[Stated problem] Below are some entries; can you quote all of them exactly?

[Exercise input]
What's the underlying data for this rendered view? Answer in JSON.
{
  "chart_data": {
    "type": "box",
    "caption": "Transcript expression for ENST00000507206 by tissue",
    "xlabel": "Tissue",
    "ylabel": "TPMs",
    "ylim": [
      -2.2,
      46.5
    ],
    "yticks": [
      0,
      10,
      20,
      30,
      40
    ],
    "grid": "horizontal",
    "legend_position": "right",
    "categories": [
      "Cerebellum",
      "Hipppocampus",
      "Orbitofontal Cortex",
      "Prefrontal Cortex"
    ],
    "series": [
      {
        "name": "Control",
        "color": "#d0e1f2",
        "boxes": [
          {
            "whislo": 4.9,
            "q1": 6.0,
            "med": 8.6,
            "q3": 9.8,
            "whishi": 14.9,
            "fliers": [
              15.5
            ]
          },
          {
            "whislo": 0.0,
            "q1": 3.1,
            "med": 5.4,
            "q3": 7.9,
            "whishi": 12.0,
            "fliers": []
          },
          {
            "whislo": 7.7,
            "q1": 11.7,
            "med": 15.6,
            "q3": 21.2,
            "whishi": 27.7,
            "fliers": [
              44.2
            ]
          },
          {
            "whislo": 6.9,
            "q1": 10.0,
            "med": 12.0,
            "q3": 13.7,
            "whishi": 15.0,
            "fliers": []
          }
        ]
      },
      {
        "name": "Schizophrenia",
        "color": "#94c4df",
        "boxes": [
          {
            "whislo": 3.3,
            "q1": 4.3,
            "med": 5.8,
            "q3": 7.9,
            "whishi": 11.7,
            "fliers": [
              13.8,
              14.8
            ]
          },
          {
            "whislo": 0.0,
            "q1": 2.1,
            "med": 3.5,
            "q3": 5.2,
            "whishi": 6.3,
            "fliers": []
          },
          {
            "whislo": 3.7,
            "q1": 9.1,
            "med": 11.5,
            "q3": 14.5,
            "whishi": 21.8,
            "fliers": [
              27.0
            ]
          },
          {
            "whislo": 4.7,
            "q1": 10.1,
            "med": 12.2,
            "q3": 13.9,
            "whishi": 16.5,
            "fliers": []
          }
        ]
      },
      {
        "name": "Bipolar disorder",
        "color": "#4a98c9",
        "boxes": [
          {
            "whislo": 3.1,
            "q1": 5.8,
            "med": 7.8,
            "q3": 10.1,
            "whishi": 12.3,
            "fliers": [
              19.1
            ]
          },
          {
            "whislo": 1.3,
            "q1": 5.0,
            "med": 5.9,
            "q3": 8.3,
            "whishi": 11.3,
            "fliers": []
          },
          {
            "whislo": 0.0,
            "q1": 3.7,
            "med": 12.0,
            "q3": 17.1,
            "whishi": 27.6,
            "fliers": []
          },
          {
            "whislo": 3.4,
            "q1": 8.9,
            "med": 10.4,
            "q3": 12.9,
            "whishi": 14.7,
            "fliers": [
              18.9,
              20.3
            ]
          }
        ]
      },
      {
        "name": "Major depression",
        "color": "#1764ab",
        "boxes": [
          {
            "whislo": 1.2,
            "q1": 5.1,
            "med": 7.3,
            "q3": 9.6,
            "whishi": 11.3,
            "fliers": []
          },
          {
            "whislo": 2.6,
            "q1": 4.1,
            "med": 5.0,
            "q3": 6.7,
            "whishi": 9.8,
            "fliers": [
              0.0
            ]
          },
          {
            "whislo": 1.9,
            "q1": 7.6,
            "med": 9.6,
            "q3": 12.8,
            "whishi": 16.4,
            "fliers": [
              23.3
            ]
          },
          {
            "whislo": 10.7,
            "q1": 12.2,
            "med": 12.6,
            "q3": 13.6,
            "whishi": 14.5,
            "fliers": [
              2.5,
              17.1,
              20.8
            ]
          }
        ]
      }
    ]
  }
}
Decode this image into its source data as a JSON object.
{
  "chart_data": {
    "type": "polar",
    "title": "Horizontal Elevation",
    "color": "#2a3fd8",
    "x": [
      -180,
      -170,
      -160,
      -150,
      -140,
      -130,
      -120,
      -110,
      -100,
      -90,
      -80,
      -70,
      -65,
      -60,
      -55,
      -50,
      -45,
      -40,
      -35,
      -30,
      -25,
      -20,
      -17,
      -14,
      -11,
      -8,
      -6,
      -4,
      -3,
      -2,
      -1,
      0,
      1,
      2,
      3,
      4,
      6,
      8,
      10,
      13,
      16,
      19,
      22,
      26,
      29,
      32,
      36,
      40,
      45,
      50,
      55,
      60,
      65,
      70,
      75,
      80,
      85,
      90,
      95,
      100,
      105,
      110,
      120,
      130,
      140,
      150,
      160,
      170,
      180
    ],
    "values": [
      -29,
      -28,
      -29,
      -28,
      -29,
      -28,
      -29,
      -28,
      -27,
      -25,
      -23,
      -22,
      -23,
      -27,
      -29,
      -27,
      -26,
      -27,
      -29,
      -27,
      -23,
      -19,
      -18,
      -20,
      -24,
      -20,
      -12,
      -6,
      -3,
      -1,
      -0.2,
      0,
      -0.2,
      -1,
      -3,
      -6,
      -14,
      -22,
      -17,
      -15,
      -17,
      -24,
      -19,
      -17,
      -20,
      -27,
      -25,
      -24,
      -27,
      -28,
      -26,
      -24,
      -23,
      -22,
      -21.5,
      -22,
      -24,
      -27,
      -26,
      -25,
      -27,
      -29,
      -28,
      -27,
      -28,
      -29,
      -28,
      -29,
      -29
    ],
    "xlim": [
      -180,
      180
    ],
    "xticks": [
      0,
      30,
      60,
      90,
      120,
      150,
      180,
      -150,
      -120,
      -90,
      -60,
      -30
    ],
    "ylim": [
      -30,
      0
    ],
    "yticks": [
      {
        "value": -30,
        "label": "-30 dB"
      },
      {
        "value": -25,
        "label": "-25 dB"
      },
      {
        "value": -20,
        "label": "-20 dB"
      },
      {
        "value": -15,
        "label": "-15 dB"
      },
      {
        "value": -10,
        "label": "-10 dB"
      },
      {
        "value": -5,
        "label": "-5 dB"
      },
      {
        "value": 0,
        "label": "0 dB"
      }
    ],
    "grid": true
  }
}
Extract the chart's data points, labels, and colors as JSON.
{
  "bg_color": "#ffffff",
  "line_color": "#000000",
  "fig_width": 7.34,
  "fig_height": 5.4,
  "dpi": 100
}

[Reply to the task]
What's the underlying data for this rendered view? Answer in JSON.
{
  "chart_data": {
    "type": "box",
    "caption": "Transcript expression for ENST00000507206 by tissue",
    "xlabel": "Tissue",
    "ylabel": "TPMs",
    "ylim": [
      -2.2,
      46.5
    ],
    "yticks": [
      0,
      10,
      20,
      30,
      40
    ],
    "grid": "horizontal",
    "legend_position": "right",
    "categories": [
      "Cerebellum",
      "Hipppocampus",
      "Orbitofontal Cortex",
      "Prefrontal Cortex"
    ],
    "series": [
      {
        "name": "Control",
        "color": "#d0e1f2",
        "boxes": [
          {
            "whislo": 4.9,
            "q1": 6.0,
            "med": 8.6,
            "q3": 9.8,
            "whishi": 14.9,
            "fliers": [
              15.5
            ]
          },
          {
            "whislo": 0.0,
            "q1": 3.1,
            "med": 5.4,
            "q3": 7.9,
            "whishi": 12.0,
            "fliers": []
          },
          {
            "whislo": 7.7,
            "q1": 11.7,
            "med": 15.6,
            "q3": 21.2,
            "whishi": 27.7,
            "fliers": [
              44.2
            ]
          },
          {
            "whislo": 6.9,
            "q1": 10.0,
            "med": 12.0,
            "q3": 13.7,
            "whishi": 15.0,
            "fliers": []
          }
        ]
      },
      {
        "name": "Schizophrenia",
        "color": "#94c4df",
        "boxes": [
          {
            "whislo": 3.3,
            "q1": 4.3,
            "med": 5.8,
            "q3": 7.9,
            "whishi": 11.7,
            "fliers": [
              13.8,
              14.8
            ]
          },
          {
            "whislo": 0.0,
            "q1": 2.1,
            "med": 3.5,
            "q3": 5.2,
            "whishi": 6.3,
            "fliers": []
          },
          {
            "whislo": 3.7,
            "q1": 9.1,
            "med": 11.5,
            "q3": 14.5,
            "whishi": 21.8,
            "fliers": [
              27.0
            ]
          },
          {
            "whislo": 4.7,
            "q1": 10.1,
            "med": 12.2,
            "q3": 13.9,
            "whishi": 16.5,
            "fliers": []
          }
        ]
      },
      {
        "name": "Bipolar disorder",
        "color": "#4a98c9",
        "boxes": [
          {
            "whislo": 3.1,
            "q1": 5.8,
            "med": 7.8,
            "q3": 10.1,
            "whishi": 12.3,
            "fliers": [
              19.1
            ]
          },
          {
            "whislo": 1.3,
            "q1": 5.0,
            "med": 5.9,
            "q3": 8.3,
            "whishi": 11.3,
            "fliers": []
          },
          {
            "whislo": 0.0,
            "q1": 3.7,
            "med": 12.0,
            "q3": 17.1,
            "whishi": 27.6,
            "fliers": []
          },
          {
            "whislo": 3.4,
            "q1": 8.9,
            "med": 10.4,
            "q3": 12.9,
            "whishi": 14.7,
            "fliers": [
              18.9,
              20.3
            ]
          }
        ]
      },
      {
        "name": "Major depression",
        "color": "#1764ab",
        "boxes": [
          {
            "whislo": 1.2,
            "q1": 5.1,
            "med": 7.3,
            "q3": 9.6,
            "whishi": 11.3,
            "fliers": []
          },
          {
            "whislo": 2.6,
            "q1": 4.1,
            "med": 5.0,
            "q3": 6.7,
            "whishi": 9.8,
            "fliers": [
              0.0
            ]
          },
          {
            "whislo": 1.9,
            "q1": 7.6,
            "med": 9.6,
            "q3": 12.8,
            "whishi": 16.4,
            "fliers": [
              23.3
            ]
          },
          {
            "whislo": 10.7,
            "q1": 12.2,
            "med": 12.6,
            "q3": 13.6,
            "whishi": 14.5,
            "fliers": [
              2.5,
              17.1,
              20.8
            ]
          }
        ]
      }
    ]
  }
}
Decode this image into its source data as a JSON object.
{
  "chart_data": {
    "type": "polar",
    "title": "Horizontal Elevation",
    "color": "#2a3fd8",
    "x": [
      -180,
      -170,
      -160,
      -150,
      -140,
      -130,
      -120,
      -110,
      -100,
      -90,
      -80,
      -70,
      -65,
      -60,
      -55,
      -50,
      -45,
      -40,
      -35,
      -30,
      -25,
      -20,
      -17,
      -14,
      -11,
      -8,
      -6,
      -4,
      -3,
      -2,
      -1,
      0,
      1,
      2,
      3,
      4,
      6,
      8,
      10,
      13,
      16,
      19,
      22,
      26,
      29,
      32,
      36,
      40,
      45,
      50,
      55,
      60,
      65,
      70,
      75,
      80,
      85,
      90,
      95,
      100,
      105,
      110,
      120,
      130,
      140,
      150,
      160,
      170,
      180
    ],
    "values": [
      -29,
      -28,
      -29,
      -28,
      -29,
      -28,
      -29,
      -28,
      -27,
      -25,
      -23,
      -22,
      -23,
      -27,
      -29,
      -27,
      -26,
      -27,
      -29,
      -27,
      -23,
      -19,
      -18,
      -20,
      -24,
      -20,
      -12,
      -6,
      -3,
      -1,
      -0.2,
      0,
      -0.2,
      -1,
      -3,
      -6,
      -14,
      -22,
      -17,
      -15,
      -17,
      -24,
      -19,
      -17,
      -20,
      -27,
      -25,
      -24,
      -27,
      -28,
      -26,
      -24,
      -23,
      -22,
      -21.5,
      -22,
      -24,
      -27,
      -26,
      -25,
      -27,
      -29,
      -28,
      -27,
      -28,
      -29,
      -28,
      -29,
      -29
    ],
    "xlim": [
      -180,
      180
    ],
    "xticks": [
      0,
      30,
      60,
      90,
      120,
      150,
      180,
      -150,
      -120,
      -90,
      -60,
      -30
    ],
    "ylim": [
      -30,
      0
    ],
    "yticks": [
      {
        "value": -30,
        "label": "-30 dB"
      },
      {
        "value": -25,
        "label": "-25 dB"
      },
      {
        "value": -20,
        "label": "-20 dB"
      },
      {
        "value": -15,
        "label": "-15 dB"
      },
      {
        "value": -10,
        "label": "-10 dB"
      },
      {
        "value": -5,
        "label": "-5 dB"
      },
      {
        "value": 0,
        "label": "0 dB"
      }
    ],
    "grid": true
  }
}
Extract the chart's data points, labels, and colors as JSON.
{
  "bg_color": "#ffffff",
  "line_color": "#000000",
  "fig_width": 7.34,
  "fig_height": 5.4,
  "dpi": 100
}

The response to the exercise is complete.